**Task material**:
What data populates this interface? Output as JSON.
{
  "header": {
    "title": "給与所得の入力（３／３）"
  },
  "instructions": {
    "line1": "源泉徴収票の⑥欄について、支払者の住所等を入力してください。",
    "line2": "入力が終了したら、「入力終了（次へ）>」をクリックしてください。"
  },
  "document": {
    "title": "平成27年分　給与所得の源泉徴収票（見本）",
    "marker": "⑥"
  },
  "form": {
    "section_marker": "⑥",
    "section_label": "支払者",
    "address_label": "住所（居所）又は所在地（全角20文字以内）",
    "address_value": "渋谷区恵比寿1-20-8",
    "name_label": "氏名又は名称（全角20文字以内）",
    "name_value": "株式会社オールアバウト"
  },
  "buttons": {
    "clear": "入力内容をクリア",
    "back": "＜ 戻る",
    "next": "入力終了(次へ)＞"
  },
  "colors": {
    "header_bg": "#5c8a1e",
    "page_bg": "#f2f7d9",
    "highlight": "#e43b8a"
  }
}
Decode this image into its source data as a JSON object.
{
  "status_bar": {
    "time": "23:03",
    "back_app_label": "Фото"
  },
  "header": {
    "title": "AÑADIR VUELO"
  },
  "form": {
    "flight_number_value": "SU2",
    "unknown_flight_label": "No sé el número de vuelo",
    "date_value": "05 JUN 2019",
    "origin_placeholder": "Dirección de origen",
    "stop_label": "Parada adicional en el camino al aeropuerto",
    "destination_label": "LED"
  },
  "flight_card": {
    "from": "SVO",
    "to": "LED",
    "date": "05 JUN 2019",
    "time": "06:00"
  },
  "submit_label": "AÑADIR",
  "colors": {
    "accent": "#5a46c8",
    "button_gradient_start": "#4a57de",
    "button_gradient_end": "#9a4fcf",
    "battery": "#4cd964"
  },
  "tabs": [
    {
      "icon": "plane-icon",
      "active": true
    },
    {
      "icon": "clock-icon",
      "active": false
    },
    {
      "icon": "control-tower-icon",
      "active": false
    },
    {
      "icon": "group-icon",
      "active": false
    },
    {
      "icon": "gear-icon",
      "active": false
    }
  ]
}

**What to produce**:
Copy out each record from above, exactly.

**Correct output**:
What data populates this interface? Output as JSON.
{
  "header": {
    "title": "給与所得の入力（３／３）"
  },
  "instructions": {
    "line1": "源泉徴収票の⑥欄について、支払者の住所等を入力してください。",
    "line2": "入力が終了したら、「入力終了（次へ）>」をクリックしてください。"
  },
  "document": {
    "title": "平成27年分　給与所得の源泉徴収票（見本）",
    "marker": "⑥"
  },
  "form": {
    "section_marker": "⑥",
    "section_label": "支払者",
    "address_label": "住所（居所）又は所在地（全角20文字以内）",
    "address_value": "渋谷区恵比寿1-20-8",
    "name_label": "氏名又は名称（全角20文字以内）",
    "name_value": "株式会社オールアバウト"
  },
  "buttons": {
    "clear": "入力内容をクリア",
    "back": "＜ 戻る",
    "next": "入力終了(次へ)＞"
  },
  "colors": {
    "header_bg": "#5c8a1e",
    "page_bg": "#f2f7d9",
    "highlight": "#e43b8a"
  }
}
Decode this image into its source data as a JSON object.
{
  "status_bar": {
    "time": "23:03",
    "back_app_label": "Фото"
  },
  "header": {
    "title": "AÑADIR VUELO"
  },
  "form": {
    "flight_number_value": "SU2",
    "unknown_flight_label": "No sé el número de vuelo",
    "date_value": "05 JUN 2019",
    "origin_placeholder": "Dirección de origen",
    "stop_label": "Parada adicional en el camino al aeropuerto",
    "destination_label": "LED"
  },
  "flight_card": {
    "from": "SVO",
    "to": "LED",
    "date": "05 JUN 2019",
    "time": "06:00"
  },
  "submit_label": "AÑADIR",
  "colors": {
    "accent": "#5a46c8",
    "button_gradient_start": "#4a57de",
    "button_gradient_end": "#9a4fcf",
    "battery": "#4cd964"
  },
  "tabs": [
    {
      "icon": "plane-icon",
      "active": true
    },
    {
      "icon": "clock-icon",
      "active": false
    },
    {
      "icon": "control-tower-icon",
      "active": false
    },
    {
      "icon": "group-icon",
      "active": false
    },
    {
      "icon": "gear-icon",
      "active": false
    }
  ]
}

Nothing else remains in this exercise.